(Data listing)
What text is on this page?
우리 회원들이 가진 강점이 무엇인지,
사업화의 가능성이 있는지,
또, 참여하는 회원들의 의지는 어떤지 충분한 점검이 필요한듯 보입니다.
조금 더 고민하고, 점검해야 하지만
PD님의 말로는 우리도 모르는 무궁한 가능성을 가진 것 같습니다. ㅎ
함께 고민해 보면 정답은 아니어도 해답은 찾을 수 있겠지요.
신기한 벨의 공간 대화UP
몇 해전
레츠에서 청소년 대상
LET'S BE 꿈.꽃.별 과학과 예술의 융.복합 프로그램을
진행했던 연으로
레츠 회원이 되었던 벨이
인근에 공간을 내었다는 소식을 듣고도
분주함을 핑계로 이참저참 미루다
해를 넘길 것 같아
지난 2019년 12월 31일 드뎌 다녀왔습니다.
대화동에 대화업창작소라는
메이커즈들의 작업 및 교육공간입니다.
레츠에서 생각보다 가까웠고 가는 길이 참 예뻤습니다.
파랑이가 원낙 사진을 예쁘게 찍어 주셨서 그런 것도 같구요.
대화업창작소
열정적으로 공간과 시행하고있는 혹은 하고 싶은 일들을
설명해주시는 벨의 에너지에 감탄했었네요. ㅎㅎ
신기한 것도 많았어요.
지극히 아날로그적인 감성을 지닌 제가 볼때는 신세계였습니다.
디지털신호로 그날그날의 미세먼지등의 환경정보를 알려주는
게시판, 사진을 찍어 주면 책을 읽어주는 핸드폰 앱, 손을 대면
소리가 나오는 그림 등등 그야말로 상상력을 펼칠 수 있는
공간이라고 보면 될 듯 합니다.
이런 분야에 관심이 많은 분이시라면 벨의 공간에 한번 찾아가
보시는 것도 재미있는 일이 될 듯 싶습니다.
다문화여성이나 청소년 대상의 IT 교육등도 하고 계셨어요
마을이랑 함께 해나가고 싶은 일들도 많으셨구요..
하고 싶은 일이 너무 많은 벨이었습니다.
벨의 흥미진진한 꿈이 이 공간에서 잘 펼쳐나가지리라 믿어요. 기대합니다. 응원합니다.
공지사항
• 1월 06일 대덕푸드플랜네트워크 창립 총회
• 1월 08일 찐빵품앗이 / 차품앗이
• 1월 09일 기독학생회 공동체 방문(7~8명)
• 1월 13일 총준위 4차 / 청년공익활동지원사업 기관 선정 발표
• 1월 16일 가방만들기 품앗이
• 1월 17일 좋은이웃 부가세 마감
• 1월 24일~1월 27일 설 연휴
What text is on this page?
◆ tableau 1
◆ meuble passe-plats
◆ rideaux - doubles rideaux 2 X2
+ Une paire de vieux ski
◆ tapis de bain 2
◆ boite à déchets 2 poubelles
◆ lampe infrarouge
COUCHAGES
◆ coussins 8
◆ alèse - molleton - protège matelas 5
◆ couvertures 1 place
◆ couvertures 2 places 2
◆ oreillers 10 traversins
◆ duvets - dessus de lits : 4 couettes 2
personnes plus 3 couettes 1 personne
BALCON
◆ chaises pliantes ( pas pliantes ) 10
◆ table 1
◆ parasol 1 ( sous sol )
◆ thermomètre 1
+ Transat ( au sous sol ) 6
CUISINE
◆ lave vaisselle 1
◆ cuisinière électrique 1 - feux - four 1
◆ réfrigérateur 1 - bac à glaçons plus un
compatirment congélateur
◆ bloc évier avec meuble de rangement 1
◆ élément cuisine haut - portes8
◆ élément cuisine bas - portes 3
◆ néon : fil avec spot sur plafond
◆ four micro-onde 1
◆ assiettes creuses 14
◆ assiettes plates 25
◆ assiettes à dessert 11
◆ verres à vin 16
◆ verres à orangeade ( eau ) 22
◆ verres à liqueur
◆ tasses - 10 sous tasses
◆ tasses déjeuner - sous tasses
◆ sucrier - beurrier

Your task
Print the material once more, exactly.

Problem solution
What text is on this page?
우리 회원들이 가진 강점이 무엇인지,
사업화의 가능성이 있는지,
또, 참여하는 회원들의 의지는 어떤지 충분한 점검이 필요한듯 보입니다.
조금 더 고민하고, 점검해야 하지만
PD님의 말로는 우리도 모르는 무궁한 가능성을 가진 것 같습니다. ㅎ
함께 고민해 보면 정답은 아니어도 해답은 찾을 수 있겠지요.
신기한 벨의 공간 대화UP
몇 해전
레츠에서 청소년 대상
LET'S BE 꿈.꽃.별 과학과 예술의 융.복합 프로그램을
진행했던 연으로
레츠 회원이 되었던 벨이
인근에 공간을 내었다는 소식을 듣고도
분주함을 핑계로 이참저참 미루다
해를 넘길 것 같아
지난 2019년 12월 31일 드뎌 다녀왔습니다.
대화동에 대화업창작소라는
메이커즈들의 작업 및 교육공간입니다.
레츠에서 생각보다 가까웠고 가는 길이 참 예뻤습니다.
파랑이가 원낙 사진을 예쁘게 찍어 주셨서 그런 것도 같구요.
대화업창작소
열정적으로 공간과 시행하고있는 혹은 하고 싶은 일들을
설명해주시는 벨의 에너지에 감탄했었네요. ㅎㅎ
신기한 것도 많았어요.
지극히 아날로그적인 감성을 지닌 제가 볼때는 신세계였습니다.
디지털신호로 그날그날의 미세먼지등의 환경정보를 알려주는
게시판, 사진을 찍어 주면 책을 읽어주는 핸드폰 앱, 손을 대면
소리가 나오는 그림 등등 그야말로 상상력을 펼칠 수 있는
공간이라고 보면 될 듯 합니다.
이런 분야에 관심이 많은 분이시라면 벨의 공간에 한번 찾아가
보시는 것도 재미있는 일이 될 듯 싶습니다.
다문화여성이나 청소년 대상의 IT 교육등도 하고 계셨어요
마을이랑 함께 해나가고 싶은 일들도 많으셨구요..
하고 싶은 일이 너무 많은 벨이었습니다.
벨의 흥미진진한 꿈이 이 공간에서 잘 펼쳐나가지리라 믿어요. 기대합니다. 응원합니다.
공지사항
• 1월 06일 대덕푸드플랜네트워크 창립 총회
• 1월 08일 찐빵품앗이 / 차품앗이
• 1월 09일 기독학생회 공동체 방문(7~8명)
• 1월 13일 총준위 4차 / 청년공익활동지원사업 기관 선정 발표
• 1월 16일 가방만들기 품앗이
• 1월 17일 좋은이웃 부가세 마감
• 1월 24일~1월 27일 설 연휴
What text is on this page?
◆ tableau 1
◆ meuble passe-plats
◆ rideaux - doubles rideaux 2 X2
+ Une paire de vieux ski
◆ tapis de bain 2
◆ boite à déchets 2 poubelles
◆ lampe infrarouge
COUCHAGES
◆ coussins 8
◆ alèse - molleton - protège matelas 5
◆ couvertures 1 place
◆ couvertures 2 places 2
◆ oreillers 10 traversins
◆ duvets - dessus de lits : 4 couettes 2
personnes plus 3 couettes 1 personne
BALCON
◆ chaises pliantes ( pas pliantes ) 10
◆ table 1
◆ parasol 1 ( sous sol )
◆ thermomètre 1
+ Transat ( au sous sol ) 6
CUISINE
◆ lave vaisselle 1
◆ cuisinière électrique 1 - feux - four 1
◆ réfrigérateur 1 - bac à glaçons plus un
compatirment congélateur
◆ bloc évier avec meuble de rangement 1
◆ élément cuisine haut - portes8
◆ élément cuisine bas - portes 3
◆ néon : fil avec spot sur plafond
◆ four micro-onde 1
◆ assiettes creuses 14
◆ assiettes plates 25
◆ assiettes à dessert 11
◆ verres à vin 16
◆ verres à orangeade ( eau ) 22
◆ verres à liqueur
◆ tasses - 10 sous tasses
◆ tasses déjeuner - sous tasses
◆ sucrier - beurrier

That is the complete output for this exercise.